In the data below, find every line with the string "JSON" and pull it out.

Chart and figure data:

# # # # # # #

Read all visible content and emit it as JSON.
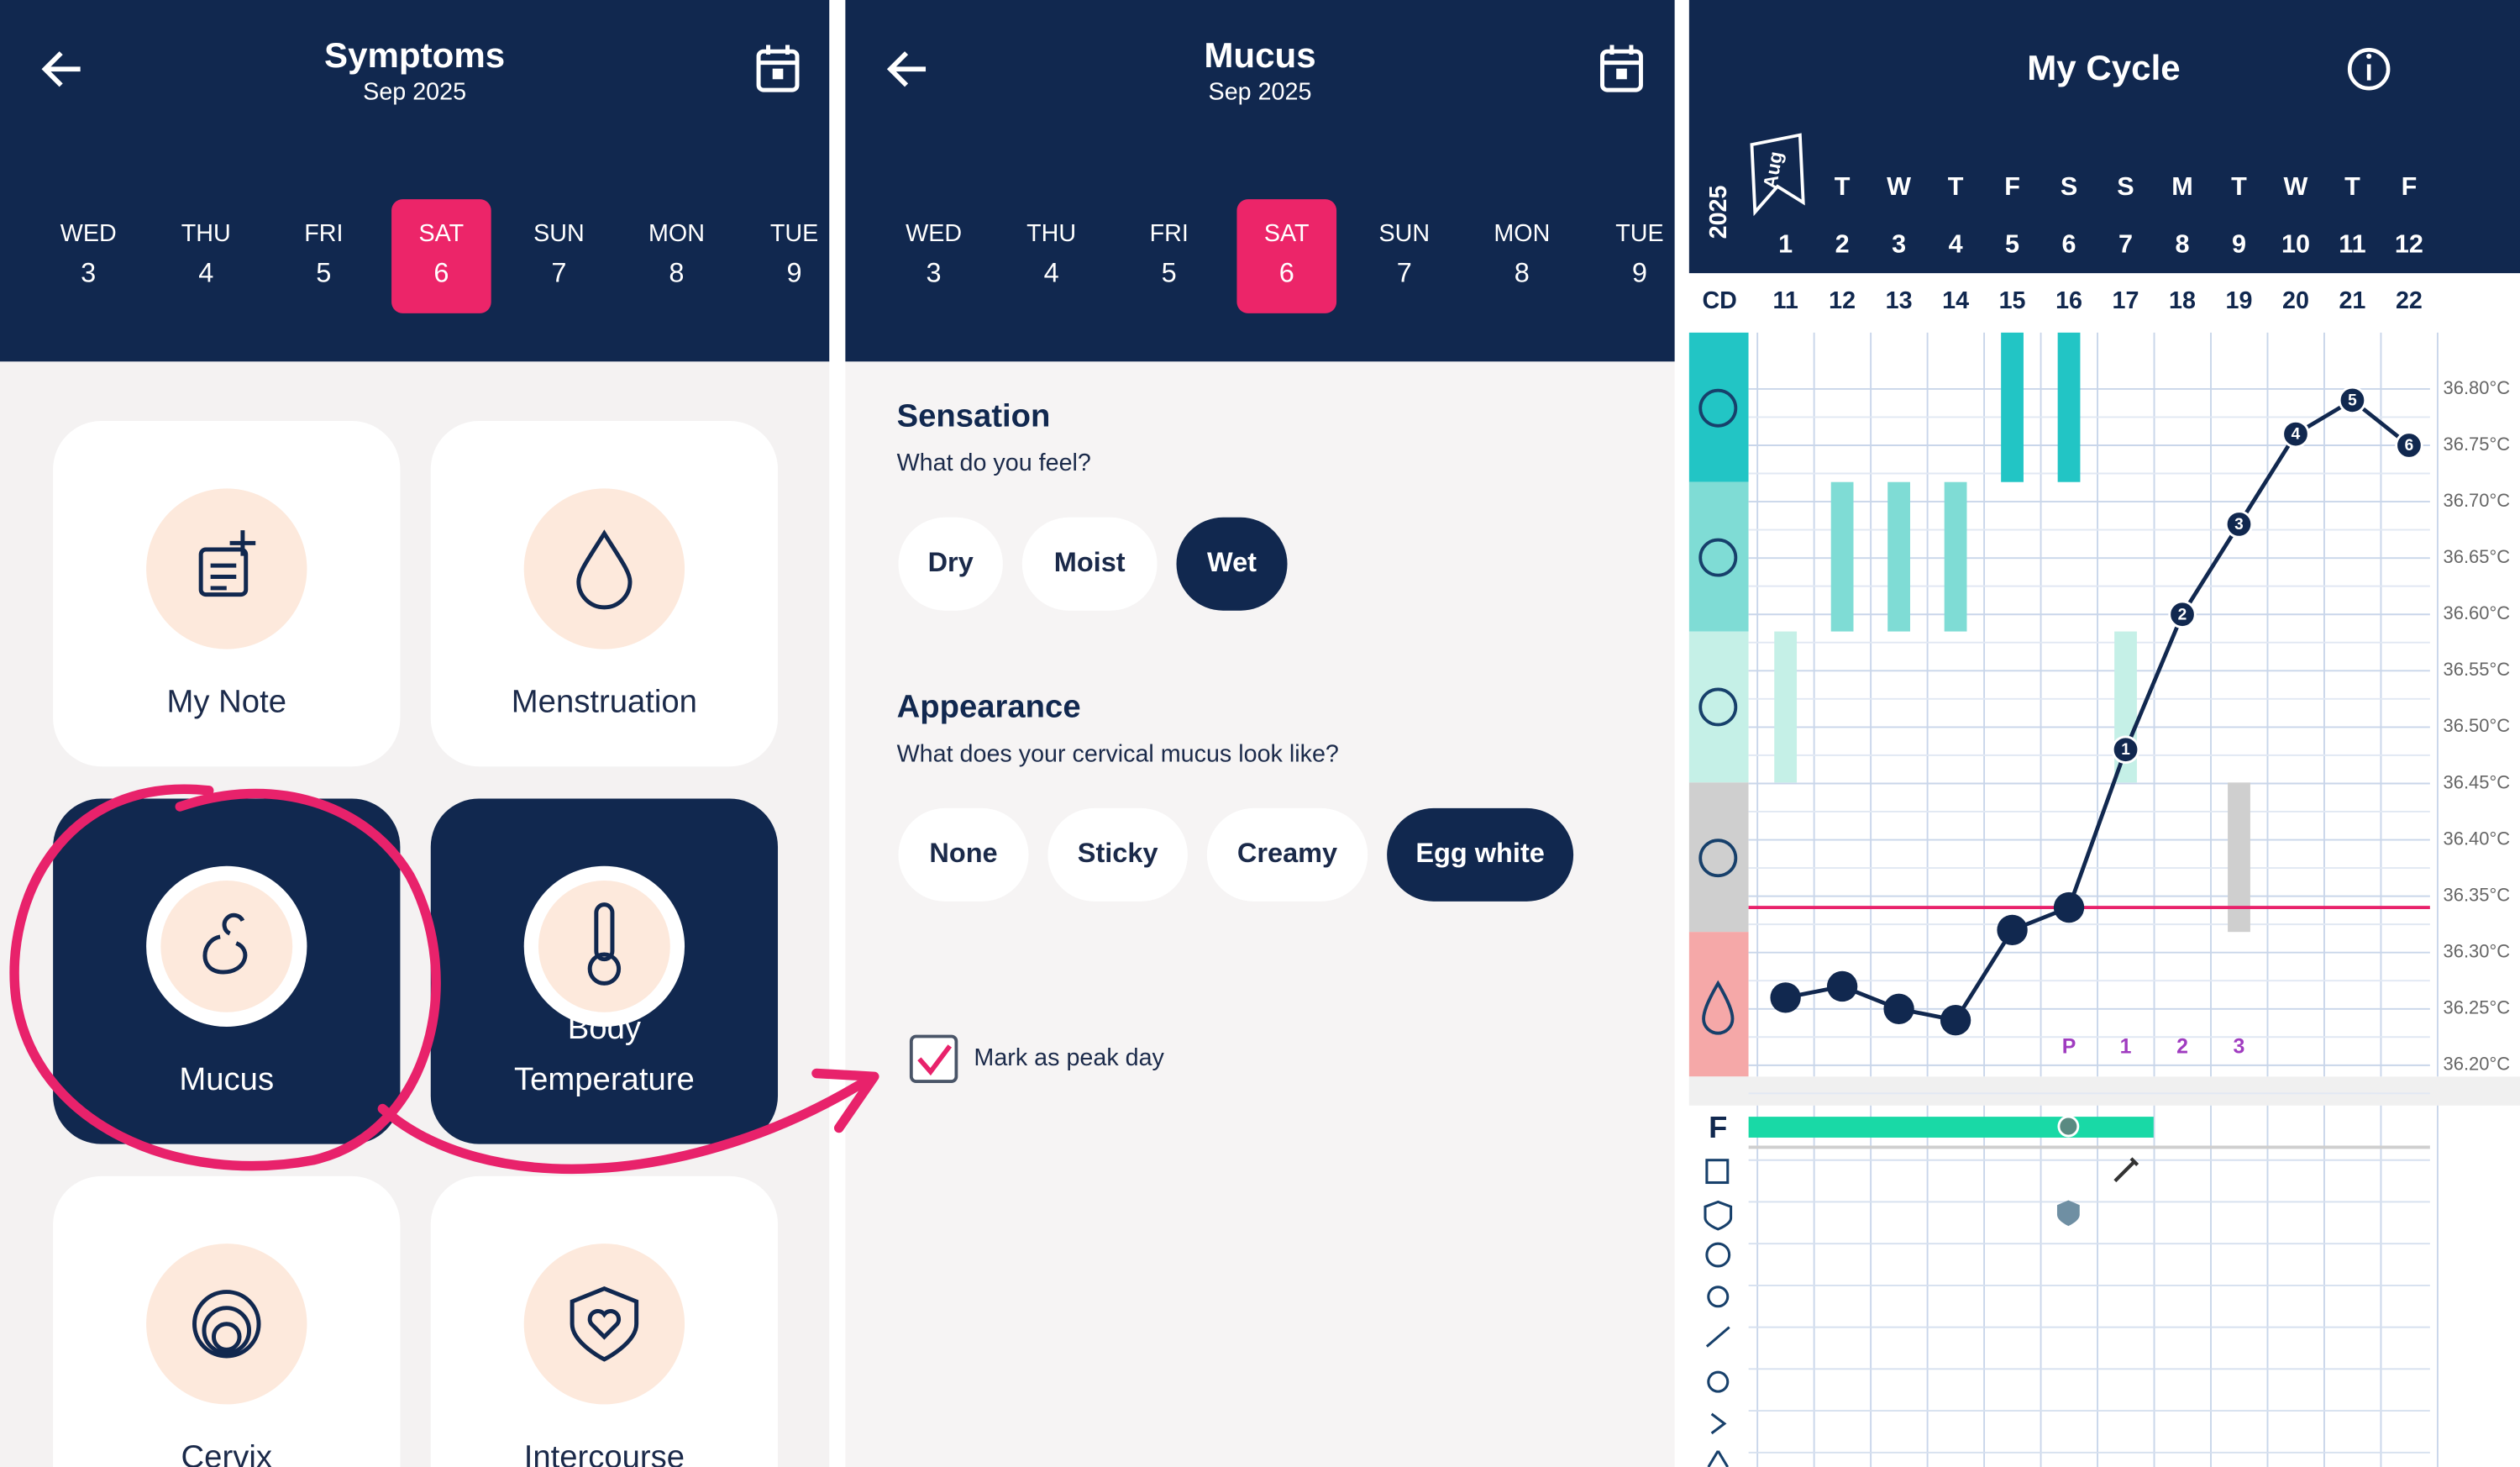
{
  "symptoms_screen": {
    "header": {
      "title": "Symptoms",
      "subtitle": "Sep 2025"
    },
    "days": [
      {
        "weekday": "WED",
        "day": "3"
      },
      {
        "weekday": "THU",
        "day": "4"
      },
      {
        "weekday": "FRI",
        "day": "5"
      },
      {
        "weekday": "SAT",
        "day": "6",
        "selected": true
      },
      {
        "weekday": "SUN",
        "day": "7"
      },
      {
        "weekday": "MON",
        "day": "8"
      },
      {
        "weekday": "TUE",
        "day": "9"
      }
    ],
    "tiles": [
      {
        "lines": [
          "My Note"
        ]
      },
      {
        "lines": [
          "Menstruation"
        ]
      },
      {
        "lines": [
          "Mucus"
        ],
        "active": true
      },
      {
        "lines": [
          "Body",
          "Temperature"
        ],
        "active": true
      },
      {
        "lines": [
          "Cervix"
        ]
      },
      {
        "lines": [
          "Intercourse"
        ]
      }
    ]
  },
  "mucus_screen": {
    "header": {
      "title": "Mucus",
      "subtitle": "Sep 2025"
    },
    "days": [
      {
        "weekday": "WED",
        "day": "3"
      },
      {
        "weekday": "THU",
        "day": "4"
      },
      {
        "weekday": "FRI",
        "day": "5"
      },
      {
        "weekday": "SAT",
        "day": "6",
        "selected": true
      },
      {
        "weekday": "SUN",
        "day": "7"
      },
      {
        "weekday": "MON",
        "day": "8"
      },
      {
        "weekday": "TUE",
        "day": "9"
      }
    ],
    "sections": [
      {
        "title": "Sensation",
        "question": "What do you feel?",
        "options": [
          {
            "label": "Dry"
          },
          {
            "label": "Moist"
          },
          {
            "label": "Wet",
            "selected": true
          }
        ]
      },
      {
        "title": "Appearance",
        "question": "What does your cervical mucus look like?",
        "options": [
          {
            "label": "None"
          },
          {
            "label": "Sticky"
          },
          {
            "label": "Creamy"
          },
          {
            "label": "Egg white",
            "selected": true
          }
        ]
      }
    ],
    "peak_checkbox": {
      "label": "Mark as peak day",
      "checked": true
    }
  },
  "cycle_screen": {
    "title": "My Cycle",
    "year": "2025",
    "month": "Aug",
    "cd_label": "CD",
    "fertile_label": "F",
    "weekdays": [
      null,
      "T",
      "W",
      "T",
      "F",
      "S",
      "S",
      "M",
      "T",
      "W",
      "T",
      "F"
    ],
    "dates": [
      1,
      2,
      3,
      4,
      5,
      6,
      7,
      8,
      9,
      10,
      11,
      12
    ],
    "cycle_days": [
      11,
      12,
      13,
      14,
      15,
      16,
      17,
      18,
      19,
      20,
      21,
      22
    ],
    "temperatures": [
      36.26,
      36.27,
      36.25,
      36.24,
      36.32,
      36.34,
      36.48,
      36.6,
      36.68,
      36.76,
      36.79,
      36.75
    ],
    "point_labels": [
      null,
      null,
      null,
      null,
      null,
      null,
      "1",
      "2",
      "3",
      "4",
      "5",
      "6"
    ],
    "day_markers": [
      null,
      null,
      null,
      null,
      null,
      "P",
      "1",
      "2",
      "3",
      null,
      null,
      null
    ],
    "mucus_band": [
      2,
      1,
      1,
      1,
      0,
      0,
      2,
      null,
      3,
      null,
      null,
      null
    ],
    "coverline": 36.34,
    "ylim": [
      36.19,
      36.85
    ],
    "yticks": [
      {
        "value": 36.2,
        "label": "36.20°C"
      },
      {
        "value": 36.25,
        "label": "36.25°C"
      },
      {
        "value": 36.3,
        "label": "36.30°C"
      },
      {
        "value": 36.35,
        "label": "36.35°C"
      },
      {
        "value": 36.4,
        "label": "36.40°C"
      },
      {
        "value": 36.45,
        "label": "36.45°C"
      },
      {
        "value": 36.5,
        "label": "36.50°C"
      },
      {
        "value": 36.55,
        "label": "36.55°C"
      },
      {
        "value": 36.6,
        "label": "36.60°C"
      },
      {
        "value": 36.65,
        "label": "36.65°C"
      },
      {
        "value": 36.7,
        "label": "36.70°C"
      },
      {
        "value": 36.75,
        "label": "36.75°C"
      },
      {
        "value": 36.8,
        "label": "36.80°C"
      }
    ]
  }
}
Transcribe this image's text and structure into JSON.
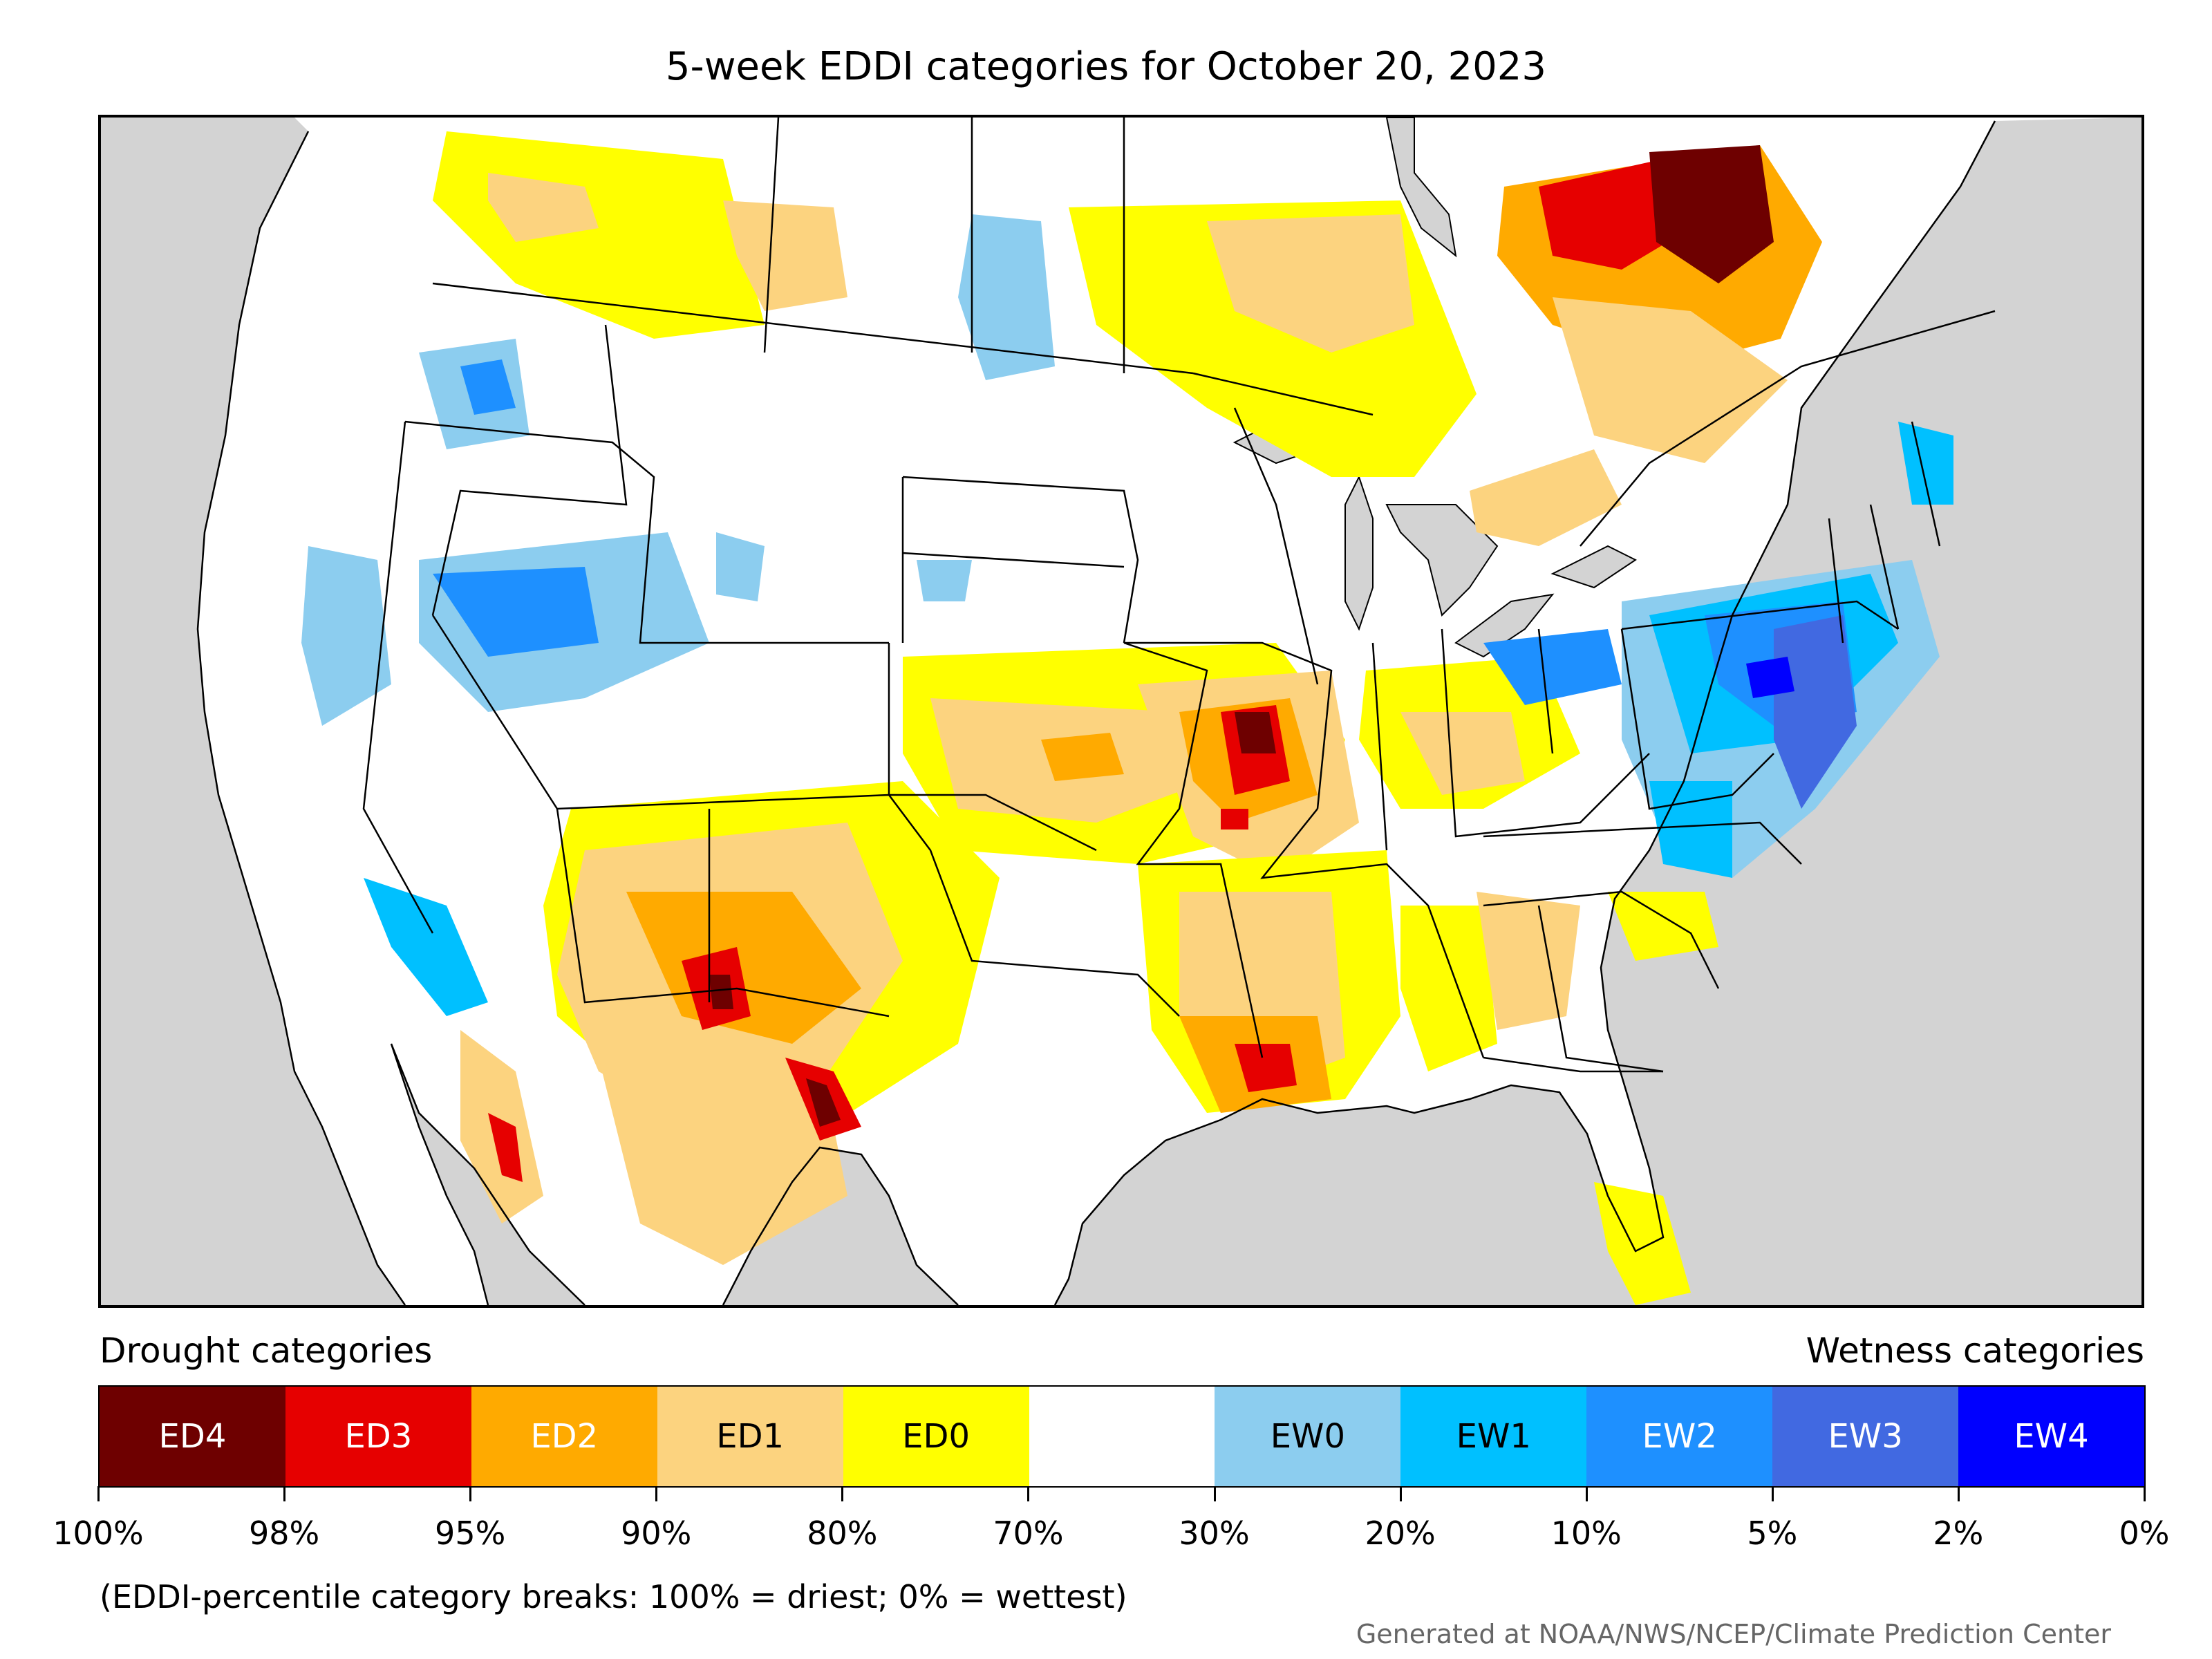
{
  "title": "5-week EDDI categories for October 20, 2023",
  "legend": {
    "left_label": "Drought categories",
    "right_label": "Wetness categories",
    "categories": [
      {
        "label": "ED4",
        "color": "#6e0000",
        "text_color": "#ffffff"
      },
      {
        "label": "ED3",
        "color": "#e60000",
        "text_color": "#ffffff"
      },
      {
        "label": "ED2",
        "color": "#ffaa00",
        "text_color": "#ffffff"
      },
      {
        "label": "ED1",
        "color": "#fcd37f",
        "text_color": "#000000"
      },
      {
        "label": "ED0",
        "color": "#ffff00",
        "text_color": "#000000"
      },
      {
        "label": "",
        "color": "#ffffff",
        "text_color": "#000000"
      },
      {
        "label": "EW0",
        "color": "#8ccdef",
        "text_color": "#000000"
      },
      {
        "label": "EW1",
        "color": "#00c0ff",
        "text_color": "#000000"
      },
      {
        "label": "EW2",
        "color": "#1e90ff",
        "text_color": "#ffffff"
      },
      {
        "label": "EW3",
        "color": "#4169e1",
        "text_color": "#ffffff"
      },
      {
        "label": "EW4",
        "color": "#0000ff",
        "text_color": "#ffffff"
      }
    ],
    "breaks": [
      "100%",
      "98%",
      "95%",
      "90%",
      "80%",
      "70%",
      "30%",
      "20%",
      "10%",
      "5%",
      "2%",
      "0%"
    ]
  },
  "note": "(EDDI-percentile category breaks: 100% = driest; 0% = wettest)",
  "credit": "Generated at NOAA/NWS/NCEP/Climate Prediction Center",
  "map": {
    "background_color": "#d3d3d3",
    "land_color": "#ffffff",
    "region_colors": {
      "ED4": "#6e0000",
      "ED3": "#e60000",
      "ED2": "#ffaa00",
      "ED1": "#fcd37f",
      "ED0": "#ffff00",
      "EW0": "#8ccdef",
      "EW1": "#00c0ff",
      "EW2": "#1e90ff",
      "EW3": "#4169e1",
      "EW4": "#0000ff"
    }
  }
}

# # # # # # #

> _Written reply_:
Read all visible content and emit it as JSON.
Transcribe this image's text and structure into JSON.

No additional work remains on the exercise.